実施する課題 –
**A.** 税金の支払いに関する相談文によると、相談者はこれまでどのような手段で税金の滞納を避けてきましたか。
**B.** 税金の支払いに関する相談文の「いずれどうなるか」の項で、根本治療をしないまま対症療法を続けた場合に起こるとされている事態をすべて挙げてください。
**C.** 税金の支払いに関する相談文のうち、「全体を見るために税金の支払額を書き出された点は非常に良いことです。」から「ですからよろしくないのです。」までの部分を、終わりの語句も含めて一字も変えずに抜き出して返してください。

対象テキスト –
○ ○ ○ ○

(事 例)
粗利が足らないとのご指摘はもっともですが、根本的な問題の解決にはならないと思い、この際、年間で支払う税金を書き出して整理してみました。今のところ、滞納はしていませんが(役員からの借入や、主要な仕入先への支払のジャンプなどで凌いだからです)いつまでも役員借入金に頼ることは限界があります。仕入先へのジャンプは信用が落ちて行き、仕入単価への上乗せや、支払い条件が厳しくなったりしかねません。どのように対処したら良いでしょうか?
(キーポイント)
全体を見るために税金の支払額を書き出された点は非常に良いことです。
物事の全体を見ないで、対症療法をしてこられたのですから、ここで舵を根本治療の方向へ切られることは正解です。
(いずれどうなるか)
根本治療をされないまま対症療法をされますと
・役員借入はできなくなります。資金が底をつきますから。親戚から借りることを考えがちですが、これはやめましょう。あとあ
とたたります。
・役員借入金も立派な借金ですから、この金額が多額である場合は銀行からの融資も困難になってゆきます。といいますのは銀行
から見れば、融資したお金が事業に使われるより個人借入の返済に回るのですからよろしくないのです。
・仕入先は警戒して与信枠を狭めてくるでしょう。

○ ○ ○ ○

記載リスト –

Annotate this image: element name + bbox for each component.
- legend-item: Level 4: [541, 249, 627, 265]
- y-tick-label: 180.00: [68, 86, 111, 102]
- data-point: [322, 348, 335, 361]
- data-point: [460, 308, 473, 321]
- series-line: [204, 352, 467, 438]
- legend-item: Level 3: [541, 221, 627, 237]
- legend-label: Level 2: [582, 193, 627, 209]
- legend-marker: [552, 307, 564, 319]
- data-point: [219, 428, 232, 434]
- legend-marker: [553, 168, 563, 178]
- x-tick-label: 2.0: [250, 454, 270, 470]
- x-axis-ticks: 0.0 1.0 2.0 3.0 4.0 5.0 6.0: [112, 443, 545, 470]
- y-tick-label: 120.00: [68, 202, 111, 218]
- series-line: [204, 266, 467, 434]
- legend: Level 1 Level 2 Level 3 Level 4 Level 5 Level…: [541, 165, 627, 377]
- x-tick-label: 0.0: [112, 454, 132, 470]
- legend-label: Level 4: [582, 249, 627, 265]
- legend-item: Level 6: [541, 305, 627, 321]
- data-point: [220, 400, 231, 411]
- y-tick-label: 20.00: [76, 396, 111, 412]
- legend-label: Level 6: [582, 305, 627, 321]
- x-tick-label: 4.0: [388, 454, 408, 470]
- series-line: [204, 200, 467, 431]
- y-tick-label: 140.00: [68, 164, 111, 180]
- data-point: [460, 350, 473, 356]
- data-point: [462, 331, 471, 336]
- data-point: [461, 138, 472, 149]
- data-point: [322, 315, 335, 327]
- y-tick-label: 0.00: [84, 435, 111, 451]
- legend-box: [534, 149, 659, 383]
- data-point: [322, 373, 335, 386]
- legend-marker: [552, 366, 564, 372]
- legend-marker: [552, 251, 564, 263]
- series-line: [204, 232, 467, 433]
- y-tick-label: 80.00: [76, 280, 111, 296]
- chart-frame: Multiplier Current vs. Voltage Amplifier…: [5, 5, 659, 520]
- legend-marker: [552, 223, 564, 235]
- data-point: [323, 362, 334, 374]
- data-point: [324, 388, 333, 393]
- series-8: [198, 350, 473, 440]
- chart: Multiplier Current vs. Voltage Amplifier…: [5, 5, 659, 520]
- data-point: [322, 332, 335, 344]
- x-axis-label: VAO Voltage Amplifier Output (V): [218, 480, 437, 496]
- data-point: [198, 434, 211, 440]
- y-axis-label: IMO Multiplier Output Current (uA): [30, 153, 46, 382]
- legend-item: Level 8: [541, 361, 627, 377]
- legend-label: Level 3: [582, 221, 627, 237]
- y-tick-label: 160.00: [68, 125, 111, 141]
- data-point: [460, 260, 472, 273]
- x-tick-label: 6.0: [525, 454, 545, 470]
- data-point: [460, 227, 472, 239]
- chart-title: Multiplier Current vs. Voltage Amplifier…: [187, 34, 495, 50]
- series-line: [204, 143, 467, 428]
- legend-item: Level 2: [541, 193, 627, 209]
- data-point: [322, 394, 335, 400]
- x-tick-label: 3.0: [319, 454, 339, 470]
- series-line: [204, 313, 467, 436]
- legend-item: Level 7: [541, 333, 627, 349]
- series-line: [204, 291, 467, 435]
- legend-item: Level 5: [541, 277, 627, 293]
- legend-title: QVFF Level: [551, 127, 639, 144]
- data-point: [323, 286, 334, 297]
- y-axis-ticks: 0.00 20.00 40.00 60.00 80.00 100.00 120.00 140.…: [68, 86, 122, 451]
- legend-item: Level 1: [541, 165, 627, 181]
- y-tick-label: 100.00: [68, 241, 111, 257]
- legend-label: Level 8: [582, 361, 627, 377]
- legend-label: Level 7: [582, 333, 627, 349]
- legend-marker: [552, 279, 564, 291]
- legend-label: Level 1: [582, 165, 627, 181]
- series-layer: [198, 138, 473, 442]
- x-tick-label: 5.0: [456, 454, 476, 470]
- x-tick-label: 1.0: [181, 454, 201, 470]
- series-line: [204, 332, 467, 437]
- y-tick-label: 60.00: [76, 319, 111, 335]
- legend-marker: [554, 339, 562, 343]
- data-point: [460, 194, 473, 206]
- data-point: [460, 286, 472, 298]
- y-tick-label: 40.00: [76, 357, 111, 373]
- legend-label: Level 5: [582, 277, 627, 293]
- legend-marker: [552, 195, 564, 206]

○ ○ ○ ○

課題の解答 –
**A.** 役員からの借入や、主要な仕入先への支払のジャンプなどで凌いできました。

**B.**
・役員借入ができなくなる(資金が底をつくため)
・銀行からの融資も困難になってゆく(役員借入金が多額である場合)
・仕入先が警戒して与信枠を狭めてくる

**C.**
全体を見るために税金の支払額を書き出された点は非常に良いことです。
物事の全体を見ないで、対症療法をしてこられたのですから、ここで舵を根本治療の方向へ切られることは正解です。
(いずれどうなるか)
根本治療をされないまま対症療法をされますと
・役員借入はできなくなります。資金が底をつきますから。親戚から借りることを考えがちですが、これはやめましょう。あとあ
とたたります。
・役員借入金も立派な借金ですから、この金額が多額である場合は銀行からの融資も困難になってゆきます。といいますのは銀行
から見れば、融資したお金が事業に使われるより個人借入の返済に回るのですからよろしくないのです。